## Given information
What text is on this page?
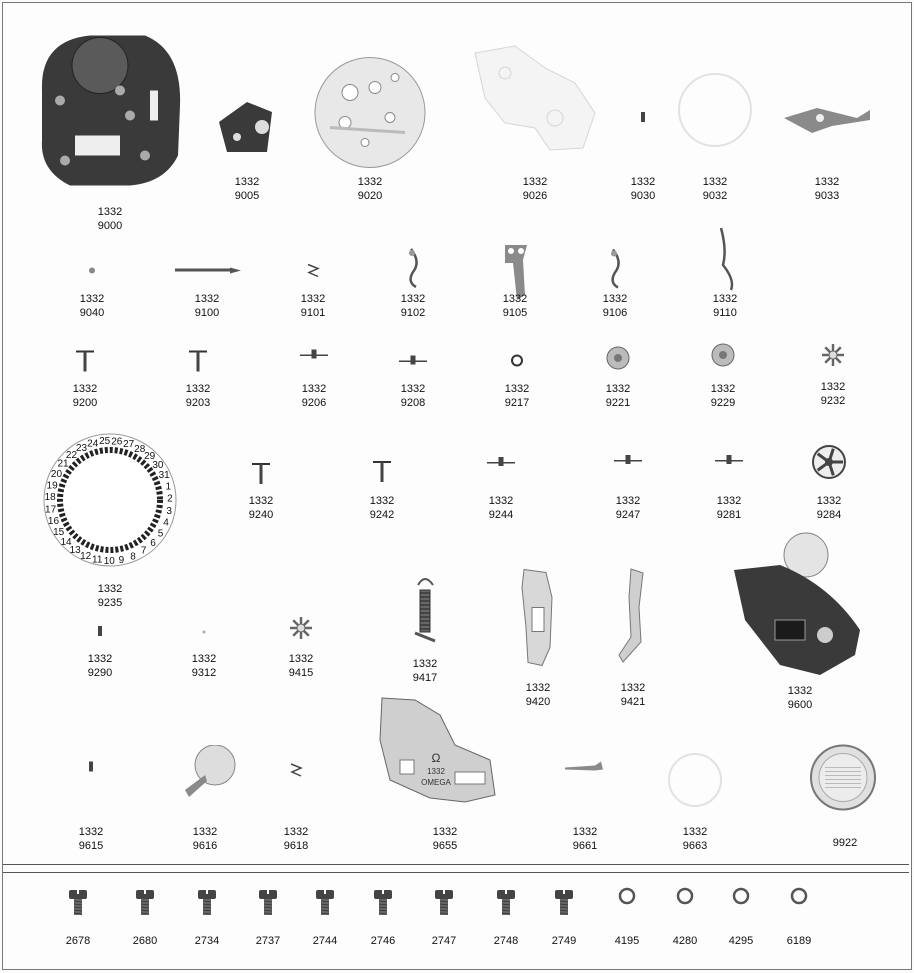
1332
9000
1332
9005
1332
9020
1332
9026
1332
9030
1332
9032
1332
9033
1332
9040
1332
9100
1332
9101
1332
9102
1332
9105
1332
9106
1332
9110
1332
9200
1332
9203
1332
9206
1332
9208
1332
9217
1332
9221
1332
9229
1332
9232
1332
9240
1332
9242
1332
9244
1332
9247
1332
9281
1332
9284
21
22
23 24 25 26 27 28
29
30
31
1
2
3
4
5
6
7
8
9
10
11
12
13
14
15
16
17
18
19
20
1332
9235
1332
9290
1332
9312
1332
9415
1332
9417
1332
9420
1332
9421
1332
9600
1332
9615
1332
9616
1332
9618
Ω
1332
OMEGA
1332
9655
1332
9661
1332
9663	9922
2678	2680	2734	2737	2744	2746	2747	2748	2749	4195	4280	4295	6189
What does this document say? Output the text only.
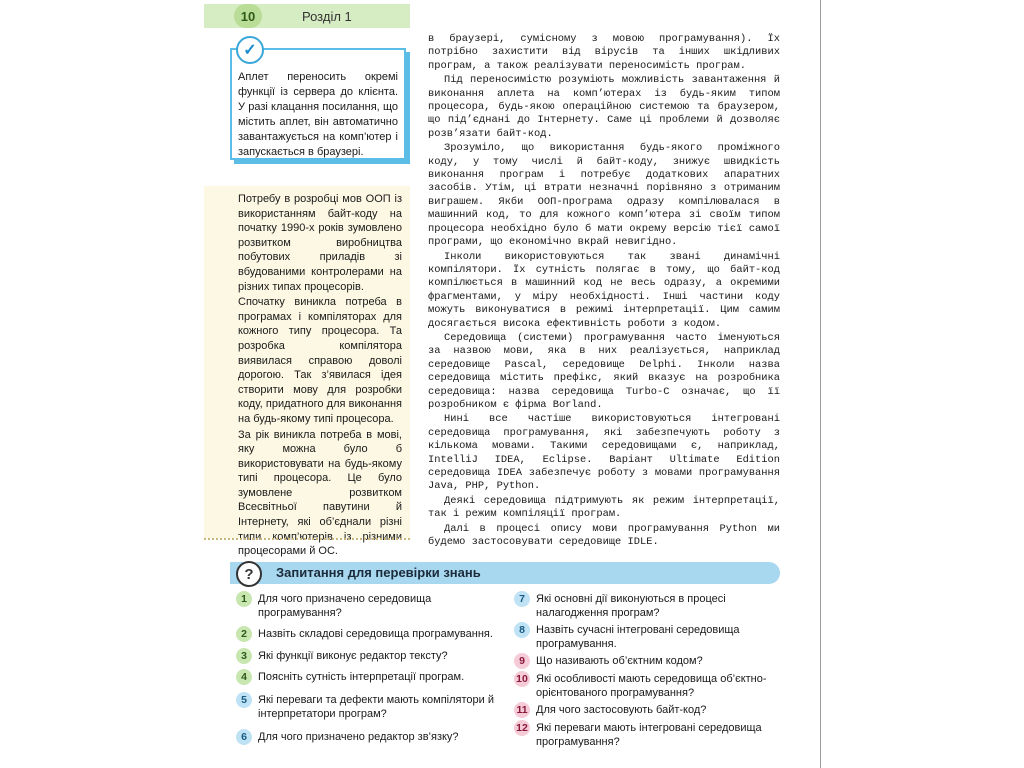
10	Розділ 1
✓

Аплет переносить окремі функції із сервера до клієнта. У разі клацання посилання, що містить аплет, він автоматично завантажується на комп’ютер і запускається в браузері.

Потребу в розробці мов ООП із використанням байт-коду на початку 1990-х років зумовлено розвитком виробництва побутових приладів зі вбудованими контролерами на різних типах процесорів.

Спочатку виникла потреба в програмах і компіляторах для кожного типу процесора. Та розробка компілятора виявилася справою доволі дорогою. Так з’явилася ідея створити мову для розробки коду, придатного для виконання на будь-якому типі процесора.

За рік виникла потреба в мові, яку можна було б використовувати на будь-якому типі процесора. Це було зумовлене розвитком Всесвітньої павутини й Інтернету, які об’єднали різні типи комп’ютерів із різними процесорами й ОС.

в браузері, сумісному з мовою програмування). Їх потрібно захистити від вірусів та інших шкідливих програм, а також реалізувати переносимість програм.

Під переносимістю розуміють можливість завантаження й виконання аплета на комп’ютерах із будь-яким типом процесора, будь-якою операційною системою та браузером, що під’єднані до Інтернету. Саме ці проблеми й дозволяє розв’язати байт-код.

Зрозуміло, що використання будь-якого проміжного коду, у тому числі й байт-коду, знижує швидкість виконання програм і потребує додаткових апаратних засобів. Утім, ці втрати незначні порівняно з отриманим виграшем. Якби ООП-програма одразу компілювалася в машинний код, то для кожного комп’ютера зі своїм типом процесора необхідно було б мати окрему версію тієї самої програми, що економічно вкрай невигідно.

Інколи використовуються так звані динамічні компілятори. Їх сутність полягає в тому, що байт-код компілюється в машинний код не весь одразу, а окремими фрагментами, у міру необхідності. Інші частини коду можуть виконуватися в режимі інтерпретації. Цим самим досягається висока ефективність роботи з кодом.

Середовища (системи) програмування часто іменуються за назвою мови, яка в них реалізується, наприклад середовище Pascal, середовище Delphi. Інколи назва середовища містить префікс, який вказує на розробника середовища: назва середовища Turbo-C означає, що її розробником є фірма Borland.

Нині все частіше використовуються інтегровані середовища програмування, які забезпечують роботу з кількома мовами. Такими середовищами є, наприклад, IntelliJ IDEA, Eclipse. Варіант Ultimate Edition середовища IDEA забезпечує роботу з мовами програмування Java, PHP, Python.

Деякі середовища підтримують як режим інтерпретації, так і режим компіляції програм.

Далі в процесі опису мови програмування Python ми будемо застосовувати середовище IDLE.

?	Запитання для перевірки знань
1	Для чого призначено середовища програмування?
2	Назвіть складові середовища програмування.
3	Які функції виконує редактор тексту?
4	Поясніть сутність інтерпретації програм.
5	Які переваги та дефекти мають компілятори й інтерпретатори програм?
6	Для чого призначено редактор зв’язку?
7	Які основні дії виконуються в процесі налагодження програм?
8	Назвіть сучасні інтегровані середовища програмування.
9	Що називають об’єктним кодом?
10 Які особливості мають середовища об’єктно-орієнтованого програмування?
11 Для чого застосовують байт-код?
12 Які переваги мають інтегровані середовища програмування?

## Instructions to follow
Without including any pictures, reproduce the listing exactly.

## Full answer
What text is on this page?
1332
9000
1332
9005
1332
9020
1332
9026
1332
9030
1332
9032
1332
9033
1332
9040
1332
9100
1332
9101
1332
9102
1332
9105
1332
9106
1332
9110
1332
9200
1332
9203
1332
9206
1332
9208
1332
9217
1332
9221
1332
9229
1332
9232
1332
9240
1332
9242
1332
9244
1332
9247
1332
9281
1332
9284
21
22
23 24 25 26 27 28
29
30
31
1
2
3
4
5
6
7
8
9
10
11
12
13
14
15
16
17
18
19
20
1332
9235
1332
9290
1332
9312
1332
9415
1332
9417
1332
9420
1332
9421
1332
9600
1332
9615
1332
9616
1332
9618
Ω
1332
OMEGA
1332
9655
1332
9661
1332
9663	9922
2678	2680	2734	2737	2744	2746	2747	2748	2749	4195	4280	4295	6189
What does this document say? Output the text only.
10	Розділ 1
✓

Аплет переносить окремі функції із сервера до клієнта. У разі клацання посилання, що містить аплет, він автоматично завантажується на комп’ютер і запускається в браузері.

Потребу в розробці мов ООП із використанням байт-коду на початку 1990-х років зумовлено розвитком виробництва побутових приладів зі вбудованими контролерами на різних типах процесорів.

Спочатку виникла потреба в програмах і компіляторах для кожного типу процесора. Та розробка компілятора виявилася справою доволі дорогою. Так з’явилася ідея створити мову для розробки коду, придатного для виконання на будь-якому типі процесора.

За рік виникла потреба в мові, яку можна було б використовувати на будь-якому типі процесора. Це було зумовлене розвитком Всесвітньої павутини й Інтернету, які об’єднали різні типи комп’ютерів із різними процесорами й ОС.

в браузері, сумісному з мовою програмування). Їх потрібно захистити від вірусів та інших шкідливих програм, а також реалізувати переносимість програм.

Під переносимістю розуміють можливість завантаження й виконання аплета на комп’ютерах із будь-яким типом процесора, будь-якою операційною системою та браузером, що під’єднані до Інтернету. Саме ці проблеми й дозволяє розв’язати байт-код.

Зрозуміло, що використання будь-якого проміжного коду, у тому числі й байт-коду, знижує швидкість виконання програм і потребує додаткових апаратних засобів. Утім, ці втрати незначні порівняно з отриманим виграшем. Якби ООП-програма одразу компілювалася в машинний код, то для кожного комп’ютера зі своїм типом процесора необхідно було б мати окрему версію тієї самої програми, що економічно вкрай невигідно.

Інколи використовуються так звані динамічні компілятори. Їх сутність полягає в тому, що байт-код компілюється в машинний код не весь одразу, а окремими фрагментами, у міру необхідності. Інші частини коду можуть виконуватися в режимі інтерпретації. Цим самим досягається висока ефективність роботи з кодом.

Середовища (системи) програмування часто іменуються за назвою мови, яка в них реалізується, наприклад середовище Pascal, середовище Delphi. Інколи назва середовища містить префікс, який вказує на розробника середовища: назва середовища Turbo-C означає, що її розробником є фірма Borland.

Нині все частіше використовуються інтегровані середовища програмування, які забезпечують роботу з кількома мовами. Такими середовищами є, наприклад, IntelliJ IDEA, Eclipse. Варіант Ultimate Edition середовища IDEA забезпечує роботу з мовами програмування Java, PHP, Python.

Деякі середовища підтримують як режим інтерпретації, так і режим компіляції програм.

Далі в процесі опису мови програмування Python ми будемо застосовувати середовище IDLE.

?	Запитання для перевірки знань
1	Для чого призначено середовища програмування?
2	Назвіть складові середовища програмування.
3	Які функції виконує редактор тексту?
4	Поясніть сутність інтерпретації програм.
5	Які переваги та дефекти мають компілятори й інтерпретатори програм?
6	Для чого призначено редактор зв’язку?
7	Які основні дії виконуються в процесі налагодження програм?
8	Назвіть сучасні інтегровані середовища програмування.
9	Що називають об’єктним кодом?
10 Які особливості мають середовища об’єктно-орієнтованого програмування?
11 Для чого застосовують байт-код?
12 Які переваги мають інтегровані середовища програмування?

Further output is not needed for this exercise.